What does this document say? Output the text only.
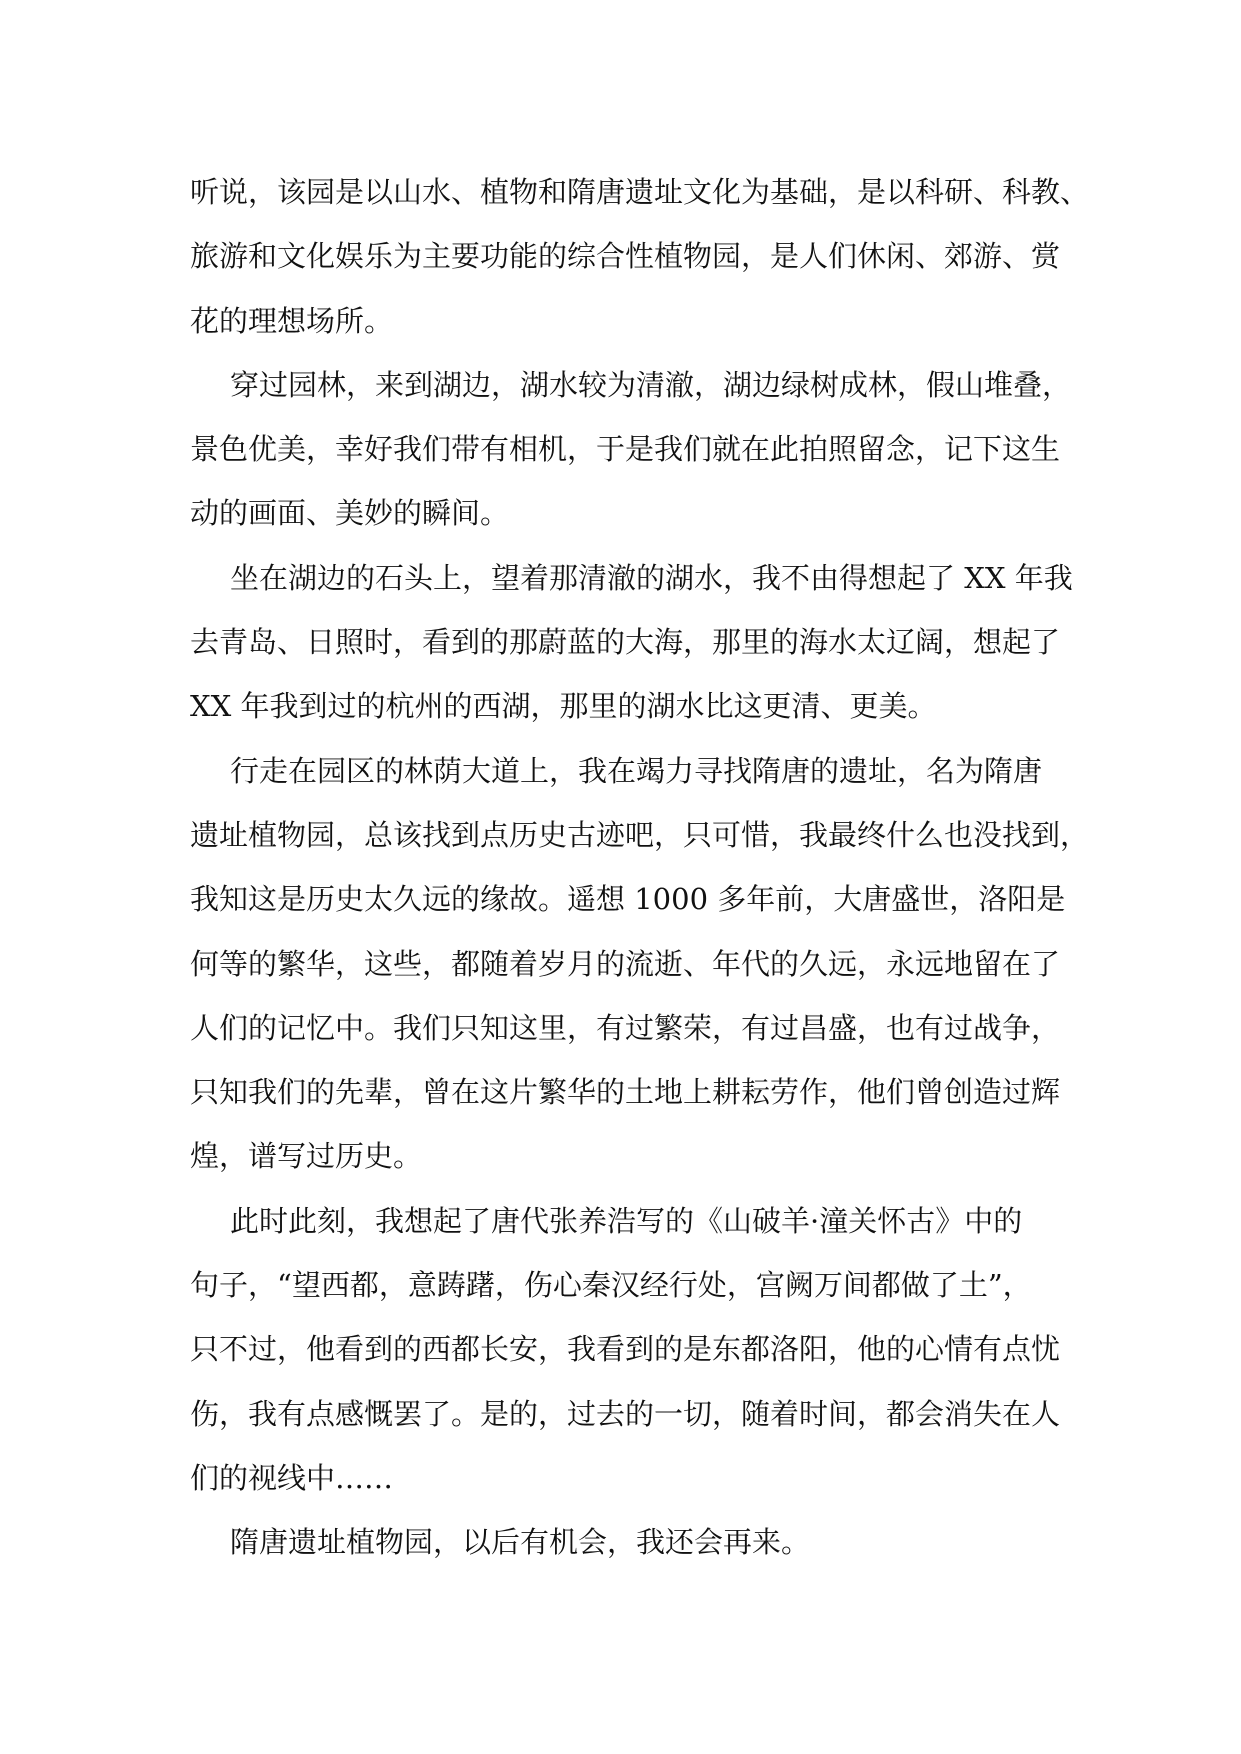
听说，该园是以山水、植物和隋唐遗址文化为基础，是以科研、科教、
旅游和文化娱乐为主要功能的综合性植物园，是人们休闲、郊游、赏
花的理想场所。
穿过园林，来到湖边，湖水较为清澈，湖边绿树成林，假山堆叠，
景色优美，幸好我们带有相机，于是我们就在此拍照留念，记下这生
动的画面、美妙的瞬间。
坐在湖边的石头上，望着那清澈的湖水，我不由得想起了 XX 年我
去青岛、日照时，看到的那蔚蓝的大海，那里的海水太辽阔，想起了
XX 年我到过的杭州的西湖，那里的湖水比这更清、更美。
行走在园区的林荫大道上，我在竭力寻找隋唐的遗址，名为隋唐
遗址植物园，总该找到点历史古迹吧，只可惜，我最终什么也没找到，
我知这是历史太久远的缘故。遥想 1000 多年前，大唐盛世，洛阳是
何等的繁华，这些，都随着岁月的流逝、年代的久远，永远地留在了
人们的记忆中。我们只知这里，有过繁荣，有过昌盛，也有过战争，
只知我们的先辈，曾在这片繁华的土地上耕耘劳作，他们曾创造过辉
煌，谱写过历史。
此时此刻，我想起了唐代张养浩写的《山破羊·潼关怀古》中的
句子，“望西都，意踌躇，伤心秦汉经行处，宫阙万间都做了土”，
只不过，他看到的西都长安，我看到的是东都洛阳，他的心情有点忧
伤，我有点感慨罢了。是的，过去的一切，随着时间，都会消失在人
们的视线中……
隋唐遗址植物园，以后有机会，我还会再来。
************
--- Direction ---
Print the full listing exactly, dropping the pictures.

--- Written solution ---
What does this document say? Output the text only.
听说，该园是以山水、植物和隋唐遗址文化为基础，是以科研、科教、
旅游和文化娱乐为主要功能的综合性植物园，是人们休闲、郊游、赏
花的理想场所。
穿过园林，来到湖边，湖水较为清澈，湖边绿树成林，假山堆叠，
景色优美，幸好我们带有相机，于是我们就在此拍照留念，记下这生
动的画面、美妙的瞬间。
坐在湖边的石头上，望着那清澈的湖水，我不由得想起了 XX 年我
去青岛、日照时，看到的那蔚蓝的大海，那里的海水太辽阔，想起了
XX 年我到过的杭州的西湖，那里的湖水比这更清、更美。
行走在园区的林荫大道上，我在竭力寻找隋唐的遗址，名为隋唐
遗址植物园，总该找到点历史古迹吧，只可惜，我最终什么也没找到，
我知这是历史太久远的缘故。遥想 1000 多年前，大唐盛世，洛阳是
何等的繁华，这些，都随着岁月的流逝、年代的久远，永远地留在了
人们的记忆中。我们只知这里，有过繁荣，有过昌盛，也有过战争，
只知我们的先辈，曾在这片繁华的土地上耕耘劳作，他们曾创造过辉
煌，谱写过历史。
此时此刻，我想起了唐代张养浩写的《山破羊·潼关怀古》中的
句子，“望西都，意踌躇，伤心秦汉经行处，宫阙万间都做了土”，
只不过，他看到的西都长安，我看到的是东都洛阳，他的心情有点忧
伤，我有点感慨罢了。是的，过去的一切，随着时间，都会消失在人
们的视线中……
隋唐遗址植物园，以后有机会，我还会再来。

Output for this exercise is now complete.